▶ [THE TASK] Gather the lines that hold the string "before".

Start of DATA FOR THE TASK

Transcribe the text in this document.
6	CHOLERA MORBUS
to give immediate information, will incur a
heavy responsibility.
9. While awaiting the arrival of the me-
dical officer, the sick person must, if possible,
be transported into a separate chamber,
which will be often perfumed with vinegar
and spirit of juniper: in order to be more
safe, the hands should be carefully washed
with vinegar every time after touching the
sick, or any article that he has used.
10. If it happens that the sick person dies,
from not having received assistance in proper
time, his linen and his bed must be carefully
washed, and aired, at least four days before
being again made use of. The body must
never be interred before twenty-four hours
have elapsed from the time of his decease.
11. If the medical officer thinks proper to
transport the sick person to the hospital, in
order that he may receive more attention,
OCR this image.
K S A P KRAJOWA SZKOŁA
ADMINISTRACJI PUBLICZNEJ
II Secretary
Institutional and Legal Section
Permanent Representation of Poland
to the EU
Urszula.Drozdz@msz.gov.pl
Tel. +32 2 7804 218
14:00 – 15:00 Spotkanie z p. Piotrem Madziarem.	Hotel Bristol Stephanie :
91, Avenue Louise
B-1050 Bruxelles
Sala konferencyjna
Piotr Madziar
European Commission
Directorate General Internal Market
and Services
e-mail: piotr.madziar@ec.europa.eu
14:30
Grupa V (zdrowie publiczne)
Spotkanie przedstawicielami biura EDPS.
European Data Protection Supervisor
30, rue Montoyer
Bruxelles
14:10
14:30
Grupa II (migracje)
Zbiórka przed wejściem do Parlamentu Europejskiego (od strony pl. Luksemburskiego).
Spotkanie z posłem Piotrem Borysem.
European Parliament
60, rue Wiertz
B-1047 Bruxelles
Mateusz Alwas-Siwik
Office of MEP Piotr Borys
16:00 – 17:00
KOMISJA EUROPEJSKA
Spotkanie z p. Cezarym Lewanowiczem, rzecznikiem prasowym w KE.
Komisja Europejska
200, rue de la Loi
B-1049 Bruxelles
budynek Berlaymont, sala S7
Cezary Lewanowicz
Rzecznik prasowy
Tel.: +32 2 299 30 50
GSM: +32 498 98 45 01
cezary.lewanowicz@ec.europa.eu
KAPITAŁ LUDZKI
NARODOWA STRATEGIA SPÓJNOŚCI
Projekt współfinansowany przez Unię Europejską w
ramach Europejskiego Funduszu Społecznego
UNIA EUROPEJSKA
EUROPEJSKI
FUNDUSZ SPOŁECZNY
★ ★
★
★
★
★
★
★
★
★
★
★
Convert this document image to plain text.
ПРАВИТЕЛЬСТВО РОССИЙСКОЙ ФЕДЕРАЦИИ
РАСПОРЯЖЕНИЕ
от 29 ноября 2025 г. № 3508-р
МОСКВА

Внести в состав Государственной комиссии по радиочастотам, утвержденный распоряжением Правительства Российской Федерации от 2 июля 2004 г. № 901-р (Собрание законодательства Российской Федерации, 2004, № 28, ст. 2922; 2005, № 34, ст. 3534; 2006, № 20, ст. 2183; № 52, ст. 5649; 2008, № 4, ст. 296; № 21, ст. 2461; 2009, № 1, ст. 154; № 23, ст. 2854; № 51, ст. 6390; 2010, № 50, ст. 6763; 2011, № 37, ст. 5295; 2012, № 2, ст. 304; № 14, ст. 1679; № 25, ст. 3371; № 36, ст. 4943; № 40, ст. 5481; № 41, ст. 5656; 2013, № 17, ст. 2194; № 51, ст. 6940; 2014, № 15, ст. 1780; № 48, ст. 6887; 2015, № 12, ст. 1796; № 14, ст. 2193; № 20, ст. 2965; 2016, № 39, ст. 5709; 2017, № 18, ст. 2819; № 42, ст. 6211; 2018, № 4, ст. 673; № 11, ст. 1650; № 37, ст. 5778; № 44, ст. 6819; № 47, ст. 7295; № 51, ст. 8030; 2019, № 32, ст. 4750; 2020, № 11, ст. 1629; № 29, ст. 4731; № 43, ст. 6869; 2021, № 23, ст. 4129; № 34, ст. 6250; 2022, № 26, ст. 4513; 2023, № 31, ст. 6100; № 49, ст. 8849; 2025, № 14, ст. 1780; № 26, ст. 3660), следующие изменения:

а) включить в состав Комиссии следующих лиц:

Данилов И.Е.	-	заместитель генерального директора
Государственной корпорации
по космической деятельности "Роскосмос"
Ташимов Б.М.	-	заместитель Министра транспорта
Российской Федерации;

End of DATA FOR THE TASK

▶ [TASK OUTPUT]
washed, and aired, at least four days before
never be interred before twenty-four hours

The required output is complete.